● **Direction**
Skip every picture and transcribe the remaining material exactly.

==*==

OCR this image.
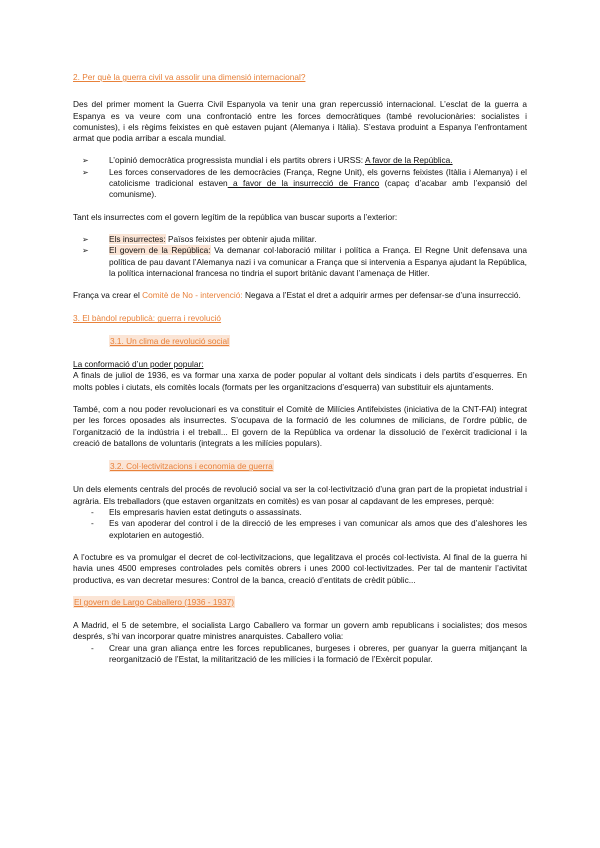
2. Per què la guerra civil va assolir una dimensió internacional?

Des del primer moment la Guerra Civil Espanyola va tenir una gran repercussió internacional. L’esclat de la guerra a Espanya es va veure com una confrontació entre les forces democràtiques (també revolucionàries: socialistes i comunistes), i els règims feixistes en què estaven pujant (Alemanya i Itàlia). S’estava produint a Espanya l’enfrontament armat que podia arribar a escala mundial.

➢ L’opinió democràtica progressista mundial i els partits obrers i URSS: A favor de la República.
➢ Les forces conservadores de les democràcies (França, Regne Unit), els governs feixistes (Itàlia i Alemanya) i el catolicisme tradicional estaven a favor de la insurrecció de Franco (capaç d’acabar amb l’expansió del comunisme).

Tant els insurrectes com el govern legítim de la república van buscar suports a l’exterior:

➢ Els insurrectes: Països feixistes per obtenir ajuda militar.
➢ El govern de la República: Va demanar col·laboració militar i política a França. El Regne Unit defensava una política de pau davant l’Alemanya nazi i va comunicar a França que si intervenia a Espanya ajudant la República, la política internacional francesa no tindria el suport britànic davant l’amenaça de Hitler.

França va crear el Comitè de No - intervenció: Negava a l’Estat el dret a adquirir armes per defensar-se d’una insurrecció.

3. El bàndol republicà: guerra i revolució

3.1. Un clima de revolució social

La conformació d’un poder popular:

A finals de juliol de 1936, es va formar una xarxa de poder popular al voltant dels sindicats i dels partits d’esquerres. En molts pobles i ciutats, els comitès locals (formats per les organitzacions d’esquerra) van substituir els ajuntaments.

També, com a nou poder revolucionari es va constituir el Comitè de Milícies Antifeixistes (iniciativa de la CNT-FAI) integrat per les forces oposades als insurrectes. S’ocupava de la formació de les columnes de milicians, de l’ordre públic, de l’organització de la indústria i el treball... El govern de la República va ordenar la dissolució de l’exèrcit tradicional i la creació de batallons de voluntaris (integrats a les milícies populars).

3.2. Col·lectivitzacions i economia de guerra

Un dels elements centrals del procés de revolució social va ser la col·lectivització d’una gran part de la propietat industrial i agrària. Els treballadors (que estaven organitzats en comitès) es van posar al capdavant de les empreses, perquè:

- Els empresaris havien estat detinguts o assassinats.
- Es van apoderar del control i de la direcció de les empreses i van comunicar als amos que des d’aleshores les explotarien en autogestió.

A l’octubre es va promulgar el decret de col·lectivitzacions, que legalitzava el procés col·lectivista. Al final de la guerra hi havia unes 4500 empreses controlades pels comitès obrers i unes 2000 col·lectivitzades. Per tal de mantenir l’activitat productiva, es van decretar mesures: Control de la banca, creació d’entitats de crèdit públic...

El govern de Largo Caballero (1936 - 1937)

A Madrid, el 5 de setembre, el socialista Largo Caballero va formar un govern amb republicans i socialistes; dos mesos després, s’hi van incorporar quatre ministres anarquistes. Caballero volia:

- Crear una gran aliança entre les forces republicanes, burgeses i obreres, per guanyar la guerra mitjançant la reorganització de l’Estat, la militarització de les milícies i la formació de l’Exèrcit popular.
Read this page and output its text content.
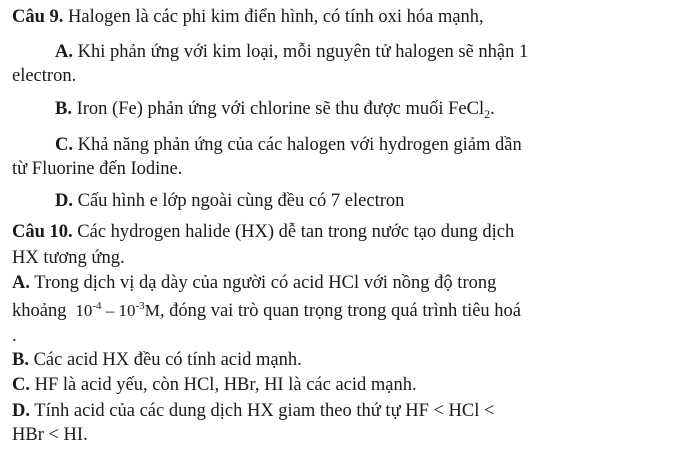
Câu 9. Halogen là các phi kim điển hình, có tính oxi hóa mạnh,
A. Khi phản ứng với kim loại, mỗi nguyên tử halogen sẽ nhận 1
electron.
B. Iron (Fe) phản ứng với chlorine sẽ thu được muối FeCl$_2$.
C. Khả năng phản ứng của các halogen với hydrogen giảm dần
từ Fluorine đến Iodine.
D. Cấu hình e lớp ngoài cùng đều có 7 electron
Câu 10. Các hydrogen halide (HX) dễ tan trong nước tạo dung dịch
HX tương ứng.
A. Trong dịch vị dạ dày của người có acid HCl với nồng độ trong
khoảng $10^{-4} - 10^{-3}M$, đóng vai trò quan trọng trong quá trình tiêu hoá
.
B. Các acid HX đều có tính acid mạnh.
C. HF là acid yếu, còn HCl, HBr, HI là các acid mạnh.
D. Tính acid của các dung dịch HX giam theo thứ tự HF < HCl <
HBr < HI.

==*==

● **Final result**
OCR this image.
2. Per què la guerra civil va assolir una dimensió internacional?

Des del primer moment la Guerra Civil Espanyola va tenir una gran repercussió internacional. L’esclat de la guerra a Espanya es va veure com una confrontació entre les forces democràtiques (també revolucionàries: socialistes i comunistes), i els règims feixistes en què estaven pujant (Alemanya i Itàlia). S’estava produint a Espanya l’enfrontament armat que podia arribar a escala mundial.

➢ L’opinió democràtica progressista mundial i els partits obrers i URSS: A favor de la República.
➢ Les forces conservadores de les democràcies (França, Regne Unit), els governs feixistes (Itàlia i Alemanya) i el catolicisme tradicional estaven a favor de la insurrecció de Franco (capaç d’acabar amb l’expansió del comunisme).

Tant els insurrectes com el govern legítim de la república van buscar suports a l’exterior:

➢ Els insurrectes: Països feixistes per obtenir ajuda militar.
➢ El govern de la República: Va demanar col·laboració militar i política a França. El Regne Unit defensava una política de pau davant l’Alemanya nazi i va comunicar a França que si intervenia a Espanya ajudant la República, la política internacional francesa no tindria el suport britànic davant l’amenaça de Hitler.

França va crear el Comitè de No - intervenció: Negava a l’Estat el dret a adquirir armes per defensar-se d’una insurrecció.

3. El bàndol republicà: guerra i revolució

3.1. Un clima de revolució social

La conformació d’un poder popular:

A finals de juliol de 1936, es va formar una xarxa de poder popular al voltant dels sindicats i dels partits d’esquerres. En molts pobles i ciutats, els comitès locals (formats per les organitzacions d’esquerra) van substituir els ajuntaments.

També, com a nou poder revolucionari es va constituir el Comitè de Milícies Antifeixistes (iniciativa de la CNT-FAI) integrat per les forces oposades als insurrectes. S’ocupava de la formació de les columnes de milicians, de l’ordre públic, de l’organització de la indústria i el treball... El govern de la República va ordenar la dissolució de l’exèrcit tradicional i la creació de batallons de voluntaris (integrats a les milícies populars).

3.2. Col·lectivitzacions i economia de guerra

Un dels elements centrals del procés de revolució social va ser la col·lectivització d’una gran part de la propietat industrial i agrària. Els treballadors (que estaven organitzats en comitès) es van posar al capdavant de les empreses, perquè:

- Els empresaris havien estat detinguts o assassinats.
- Es van apoderar del control i de la direcció de les empreses i van comunicar als amos que des d’aleshores les explotarien en autogestió.

A l’octubre es va promulgar el decret de col·lectivitzacions, que legalitzava el procés col·lectivista. Al final de la guerra hi havia unes 4500 empreses controlades pels comitès obrers i unes 2000 col·lectivitzades. Per tal de mantenir l’activitat productiva, es van decretar mesures: Control de la banca, creació d’entitats de crèdit públic...

El govern de Largo Caballero (1936 - 1937)

A Madrid, el 5 de setembre, el socialista Largo Caballero va formar un govern amb republicans i socialistes; dos mesos després, s’hi van incorporar quatre ministres anarquistes. Caballero volia:

- Crear una gran aliança entre les forces republicanes, burgeses i obreres, per guanyar la guerra mitjançant la reorganització de l’Estat, la militarització de les milícies i la formació de l’Exèrcit popular.
Read this page and output its text content.
Câu 9. Halogen là các phi kim điển hình, có tính oxi hóa mạnh,
A. Khi phản ứng với kim loại, mỗi nguyên tử halogen sẽ nhận 1
electron.
B. Iron (Fe) phản ứng với chlorine sẽ thu được muối FeCl$_2$.
C. Khả năng phản ứng của các halogen với hydrogen giảm dần
từ Fluorine đến Iodine.
D. Cấu hình e lớp ngoài cùng đều có 7 electron
Câu 10. Các hydrogen halide (HX) dễ tan trong nước tạo dung dịch
HX tương ứng.
A. Trong dịch vị dạ dày của người có acid HCl với nồng độ trong
khoảng $10^{-4} - 10^{-3}M$, đóng vai trò quan trọng trong quá trình tiêu hoá
.
B. Các acid HX đều có tính acid mạnh.
C. HF là acid yếu, còn HCl, HBr, HI là các acid mạnh.
D. Tính acid của các dung dịch HX giam theo thứ tự HF < HCl <
HBr < HI.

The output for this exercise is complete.